### Records for processing ###

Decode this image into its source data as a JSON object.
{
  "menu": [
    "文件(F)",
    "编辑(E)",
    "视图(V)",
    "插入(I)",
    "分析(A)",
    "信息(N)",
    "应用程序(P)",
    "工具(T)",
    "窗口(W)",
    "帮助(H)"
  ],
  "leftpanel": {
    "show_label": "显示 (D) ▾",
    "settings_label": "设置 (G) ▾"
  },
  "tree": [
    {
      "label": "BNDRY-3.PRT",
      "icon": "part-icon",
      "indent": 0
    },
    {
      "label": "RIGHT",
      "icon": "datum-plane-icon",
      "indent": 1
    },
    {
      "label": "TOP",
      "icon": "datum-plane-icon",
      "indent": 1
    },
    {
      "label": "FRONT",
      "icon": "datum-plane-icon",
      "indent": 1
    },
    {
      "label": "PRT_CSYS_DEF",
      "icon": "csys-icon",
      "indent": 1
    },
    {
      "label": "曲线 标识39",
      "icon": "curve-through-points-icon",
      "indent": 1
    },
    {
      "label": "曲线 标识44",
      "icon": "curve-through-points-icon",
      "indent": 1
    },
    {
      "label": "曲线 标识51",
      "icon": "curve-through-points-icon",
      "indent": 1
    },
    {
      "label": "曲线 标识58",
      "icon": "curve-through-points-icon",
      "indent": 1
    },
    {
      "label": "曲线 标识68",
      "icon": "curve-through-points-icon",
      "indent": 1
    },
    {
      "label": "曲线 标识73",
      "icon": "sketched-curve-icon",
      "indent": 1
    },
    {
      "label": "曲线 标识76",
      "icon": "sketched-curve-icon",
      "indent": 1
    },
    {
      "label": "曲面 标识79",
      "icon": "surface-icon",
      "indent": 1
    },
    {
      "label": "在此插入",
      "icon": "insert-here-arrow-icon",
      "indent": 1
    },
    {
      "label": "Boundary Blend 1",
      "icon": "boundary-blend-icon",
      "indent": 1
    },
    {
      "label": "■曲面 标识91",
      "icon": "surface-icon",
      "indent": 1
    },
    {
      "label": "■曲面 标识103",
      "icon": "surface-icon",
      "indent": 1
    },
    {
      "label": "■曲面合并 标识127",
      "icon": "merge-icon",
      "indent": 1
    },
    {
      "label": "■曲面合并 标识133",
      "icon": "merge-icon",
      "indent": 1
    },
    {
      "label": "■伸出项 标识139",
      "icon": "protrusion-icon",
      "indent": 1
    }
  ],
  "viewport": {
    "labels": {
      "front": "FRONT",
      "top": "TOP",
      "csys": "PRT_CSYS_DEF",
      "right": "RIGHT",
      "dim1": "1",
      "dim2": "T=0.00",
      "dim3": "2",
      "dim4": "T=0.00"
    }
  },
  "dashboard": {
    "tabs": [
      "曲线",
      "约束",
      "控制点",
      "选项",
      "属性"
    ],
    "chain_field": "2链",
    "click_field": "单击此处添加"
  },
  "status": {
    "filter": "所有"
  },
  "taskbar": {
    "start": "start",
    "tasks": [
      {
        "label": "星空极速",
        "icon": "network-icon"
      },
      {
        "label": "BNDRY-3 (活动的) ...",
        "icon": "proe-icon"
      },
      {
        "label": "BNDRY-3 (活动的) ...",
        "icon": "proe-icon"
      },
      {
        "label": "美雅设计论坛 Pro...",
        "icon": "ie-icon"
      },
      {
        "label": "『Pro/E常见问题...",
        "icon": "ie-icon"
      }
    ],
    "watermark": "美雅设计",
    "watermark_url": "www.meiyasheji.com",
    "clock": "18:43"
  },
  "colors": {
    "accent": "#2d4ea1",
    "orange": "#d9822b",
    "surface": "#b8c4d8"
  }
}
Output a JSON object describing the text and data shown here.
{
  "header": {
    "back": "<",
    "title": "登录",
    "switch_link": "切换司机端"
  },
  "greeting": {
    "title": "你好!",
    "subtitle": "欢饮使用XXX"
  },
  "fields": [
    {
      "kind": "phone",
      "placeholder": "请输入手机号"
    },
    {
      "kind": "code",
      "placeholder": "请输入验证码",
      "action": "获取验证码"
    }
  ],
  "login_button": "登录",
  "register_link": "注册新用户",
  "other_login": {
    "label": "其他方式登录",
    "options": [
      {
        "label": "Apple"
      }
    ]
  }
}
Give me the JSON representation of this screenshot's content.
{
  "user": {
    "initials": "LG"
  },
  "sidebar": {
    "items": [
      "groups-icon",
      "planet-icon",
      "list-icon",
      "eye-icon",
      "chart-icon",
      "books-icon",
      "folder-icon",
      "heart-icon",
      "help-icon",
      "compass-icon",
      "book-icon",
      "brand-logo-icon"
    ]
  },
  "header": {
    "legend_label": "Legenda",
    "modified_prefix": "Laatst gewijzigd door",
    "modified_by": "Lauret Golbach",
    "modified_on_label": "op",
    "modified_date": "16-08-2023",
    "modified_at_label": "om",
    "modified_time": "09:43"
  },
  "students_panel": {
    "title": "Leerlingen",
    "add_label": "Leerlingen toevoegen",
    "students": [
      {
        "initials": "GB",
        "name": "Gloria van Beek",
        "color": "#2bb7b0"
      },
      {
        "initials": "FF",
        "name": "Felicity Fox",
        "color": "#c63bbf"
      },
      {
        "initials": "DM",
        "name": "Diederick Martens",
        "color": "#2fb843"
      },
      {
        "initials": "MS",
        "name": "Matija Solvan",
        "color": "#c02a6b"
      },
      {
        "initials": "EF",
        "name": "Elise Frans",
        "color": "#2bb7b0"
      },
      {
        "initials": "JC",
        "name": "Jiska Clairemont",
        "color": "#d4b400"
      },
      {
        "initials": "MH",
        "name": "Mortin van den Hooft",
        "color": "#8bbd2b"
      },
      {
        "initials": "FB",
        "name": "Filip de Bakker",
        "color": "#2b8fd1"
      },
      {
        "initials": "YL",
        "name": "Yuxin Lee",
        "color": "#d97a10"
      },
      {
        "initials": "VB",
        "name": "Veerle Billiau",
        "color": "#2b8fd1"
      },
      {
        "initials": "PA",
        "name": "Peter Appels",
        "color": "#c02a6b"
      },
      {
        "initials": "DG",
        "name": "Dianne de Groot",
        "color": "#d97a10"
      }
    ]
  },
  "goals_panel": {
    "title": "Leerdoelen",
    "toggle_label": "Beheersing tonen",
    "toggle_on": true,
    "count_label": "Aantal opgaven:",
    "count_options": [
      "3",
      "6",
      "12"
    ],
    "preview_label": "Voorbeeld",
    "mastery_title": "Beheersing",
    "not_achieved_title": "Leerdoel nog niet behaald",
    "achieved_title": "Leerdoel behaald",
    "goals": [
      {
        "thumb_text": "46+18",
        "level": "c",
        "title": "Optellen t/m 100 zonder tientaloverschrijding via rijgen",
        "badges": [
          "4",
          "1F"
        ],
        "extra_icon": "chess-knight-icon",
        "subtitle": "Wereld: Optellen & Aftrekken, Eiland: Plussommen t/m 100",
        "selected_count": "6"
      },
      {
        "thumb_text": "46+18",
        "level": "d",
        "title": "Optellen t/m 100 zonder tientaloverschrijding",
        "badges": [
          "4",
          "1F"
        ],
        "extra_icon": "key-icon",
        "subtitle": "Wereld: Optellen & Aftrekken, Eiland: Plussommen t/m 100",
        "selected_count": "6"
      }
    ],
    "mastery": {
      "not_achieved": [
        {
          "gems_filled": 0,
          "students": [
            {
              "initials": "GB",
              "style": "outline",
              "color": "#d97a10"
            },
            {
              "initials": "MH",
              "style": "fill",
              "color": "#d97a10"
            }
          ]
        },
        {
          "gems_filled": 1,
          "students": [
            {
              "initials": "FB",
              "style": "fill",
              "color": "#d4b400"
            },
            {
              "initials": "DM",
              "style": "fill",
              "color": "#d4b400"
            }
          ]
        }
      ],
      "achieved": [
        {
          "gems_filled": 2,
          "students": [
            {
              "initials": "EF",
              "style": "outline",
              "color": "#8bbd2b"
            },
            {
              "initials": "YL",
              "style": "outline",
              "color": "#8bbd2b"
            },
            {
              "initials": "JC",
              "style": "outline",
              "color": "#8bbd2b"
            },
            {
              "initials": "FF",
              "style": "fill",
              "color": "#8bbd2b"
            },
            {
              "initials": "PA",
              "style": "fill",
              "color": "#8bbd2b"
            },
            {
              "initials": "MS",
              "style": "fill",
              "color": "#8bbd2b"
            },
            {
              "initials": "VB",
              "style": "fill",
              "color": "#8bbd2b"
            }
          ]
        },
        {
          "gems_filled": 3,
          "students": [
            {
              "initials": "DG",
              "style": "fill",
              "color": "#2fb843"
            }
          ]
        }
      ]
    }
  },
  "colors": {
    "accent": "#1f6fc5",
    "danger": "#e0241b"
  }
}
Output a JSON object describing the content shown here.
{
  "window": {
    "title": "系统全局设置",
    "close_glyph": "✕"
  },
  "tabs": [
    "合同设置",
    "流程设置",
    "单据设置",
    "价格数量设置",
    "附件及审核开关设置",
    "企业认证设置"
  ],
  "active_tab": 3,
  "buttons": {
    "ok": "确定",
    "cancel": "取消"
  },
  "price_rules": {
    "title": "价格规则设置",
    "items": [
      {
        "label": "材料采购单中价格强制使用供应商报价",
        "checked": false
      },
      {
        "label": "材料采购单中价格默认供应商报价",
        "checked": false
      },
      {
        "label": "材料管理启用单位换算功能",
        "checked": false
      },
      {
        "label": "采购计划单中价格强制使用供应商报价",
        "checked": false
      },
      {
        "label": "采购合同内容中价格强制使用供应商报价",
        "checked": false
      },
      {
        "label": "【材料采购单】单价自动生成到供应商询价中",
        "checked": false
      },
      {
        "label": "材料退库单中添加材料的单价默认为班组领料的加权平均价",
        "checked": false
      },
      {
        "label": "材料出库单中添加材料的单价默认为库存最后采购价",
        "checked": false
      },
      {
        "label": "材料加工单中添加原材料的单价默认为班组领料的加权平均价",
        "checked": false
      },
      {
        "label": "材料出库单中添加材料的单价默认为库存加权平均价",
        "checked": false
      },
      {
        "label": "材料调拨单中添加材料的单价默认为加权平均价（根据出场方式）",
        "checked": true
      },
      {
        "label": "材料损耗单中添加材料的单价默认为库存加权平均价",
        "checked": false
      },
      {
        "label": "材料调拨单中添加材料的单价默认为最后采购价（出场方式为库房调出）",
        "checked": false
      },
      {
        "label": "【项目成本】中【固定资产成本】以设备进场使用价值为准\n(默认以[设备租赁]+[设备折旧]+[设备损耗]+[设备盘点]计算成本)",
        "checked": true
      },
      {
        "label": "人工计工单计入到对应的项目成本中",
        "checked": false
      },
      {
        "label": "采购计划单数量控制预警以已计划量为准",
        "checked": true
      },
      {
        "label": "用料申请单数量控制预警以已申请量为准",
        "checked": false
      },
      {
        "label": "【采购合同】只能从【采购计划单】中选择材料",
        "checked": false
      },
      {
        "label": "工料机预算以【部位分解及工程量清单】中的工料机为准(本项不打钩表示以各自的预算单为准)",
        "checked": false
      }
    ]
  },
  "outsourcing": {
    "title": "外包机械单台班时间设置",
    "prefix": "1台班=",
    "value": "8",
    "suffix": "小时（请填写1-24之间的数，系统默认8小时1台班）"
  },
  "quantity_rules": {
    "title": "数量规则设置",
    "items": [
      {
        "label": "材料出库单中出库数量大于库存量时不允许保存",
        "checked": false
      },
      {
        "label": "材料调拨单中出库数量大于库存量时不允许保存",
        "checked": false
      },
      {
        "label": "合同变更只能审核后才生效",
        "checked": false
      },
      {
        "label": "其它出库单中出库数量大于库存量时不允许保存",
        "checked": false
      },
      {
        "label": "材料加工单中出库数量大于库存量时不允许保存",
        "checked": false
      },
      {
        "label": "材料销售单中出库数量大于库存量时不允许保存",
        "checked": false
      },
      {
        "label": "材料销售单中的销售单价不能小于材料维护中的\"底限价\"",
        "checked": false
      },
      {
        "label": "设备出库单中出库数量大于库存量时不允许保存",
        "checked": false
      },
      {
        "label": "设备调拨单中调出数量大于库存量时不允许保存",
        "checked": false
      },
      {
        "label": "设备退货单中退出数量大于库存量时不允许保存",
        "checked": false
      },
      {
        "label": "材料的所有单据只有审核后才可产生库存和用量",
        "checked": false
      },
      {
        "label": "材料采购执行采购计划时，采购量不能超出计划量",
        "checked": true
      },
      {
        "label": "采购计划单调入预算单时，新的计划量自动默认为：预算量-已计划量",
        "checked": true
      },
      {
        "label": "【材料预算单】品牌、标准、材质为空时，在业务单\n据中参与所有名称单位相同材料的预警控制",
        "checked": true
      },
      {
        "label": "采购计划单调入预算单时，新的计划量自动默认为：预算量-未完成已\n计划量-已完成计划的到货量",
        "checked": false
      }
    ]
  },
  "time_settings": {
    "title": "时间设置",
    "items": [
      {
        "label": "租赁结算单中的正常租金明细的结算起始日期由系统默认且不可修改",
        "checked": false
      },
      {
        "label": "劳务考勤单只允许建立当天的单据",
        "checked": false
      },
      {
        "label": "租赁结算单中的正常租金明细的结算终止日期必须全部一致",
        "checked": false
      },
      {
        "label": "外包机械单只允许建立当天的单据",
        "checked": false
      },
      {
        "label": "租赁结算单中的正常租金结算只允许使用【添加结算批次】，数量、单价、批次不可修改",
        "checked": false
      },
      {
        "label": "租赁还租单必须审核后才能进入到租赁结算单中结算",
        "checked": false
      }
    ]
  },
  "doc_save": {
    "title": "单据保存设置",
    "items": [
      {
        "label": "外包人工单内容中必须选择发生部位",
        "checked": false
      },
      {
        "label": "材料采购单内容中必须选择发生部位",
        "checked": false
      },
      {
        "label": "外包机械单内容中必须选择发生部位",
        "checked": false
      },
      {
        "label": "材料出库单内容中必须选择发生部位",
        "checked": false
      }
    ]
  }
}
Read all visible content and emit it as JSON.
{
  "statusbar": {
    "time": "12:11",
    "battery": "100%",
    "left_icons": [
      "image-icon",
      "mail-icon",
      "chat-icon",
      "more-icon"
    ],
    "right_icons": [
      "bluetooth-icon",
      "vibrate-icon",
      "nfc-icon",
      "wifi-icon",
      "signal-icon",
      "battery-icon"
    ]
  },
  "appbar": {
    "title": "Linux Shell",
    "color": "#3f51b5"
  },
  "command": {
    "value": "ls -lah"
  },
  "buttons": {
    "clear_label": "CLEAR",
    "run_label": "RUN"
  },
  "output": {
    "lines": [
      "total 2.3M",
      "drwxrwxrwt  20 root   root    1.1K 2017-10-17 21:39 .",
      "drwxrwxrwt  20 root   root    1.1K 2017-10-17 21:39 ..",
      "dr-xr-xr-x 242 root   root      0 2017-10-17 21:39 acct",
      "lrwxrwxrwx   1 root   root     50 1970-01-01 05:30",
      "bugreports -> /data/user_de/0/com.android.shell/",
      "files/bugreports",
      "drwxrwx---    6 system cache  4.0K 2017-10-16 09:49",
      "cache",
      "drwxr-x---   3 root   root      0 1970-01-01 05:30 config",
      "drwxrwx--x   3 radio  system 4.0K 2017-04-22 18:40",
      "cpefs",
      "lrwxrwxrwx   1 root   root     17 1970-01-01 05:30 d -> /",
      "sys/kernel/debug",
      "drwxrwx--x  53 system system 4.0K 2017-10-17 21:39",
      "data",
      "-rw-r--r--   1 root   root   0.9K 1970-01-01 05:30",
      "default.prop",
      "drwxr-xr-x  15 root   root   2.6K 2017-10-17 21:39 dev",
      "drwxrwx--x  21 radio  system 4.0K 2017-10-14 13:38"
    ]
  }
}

###

■ **Task requirements**
Pull out the lines above in which the word "name" appears.

■ **Task answer**
        "name": "Gloria van Beek",
        "name": "Felicity Fox",
        "name": "Diederick Martens",
        "name": "Matija Solvan",
        "name": "Elise Frans",
        "name": "Jiska Clairemont",
        "name": "Mortin van den Hooft",
        "name": "Filip de Bakker",
        "name": "Yuxin Lee",
        "name": "Veerle Billiau",
        "name": "Peter Appels",
        "name": "Dianne de Groot",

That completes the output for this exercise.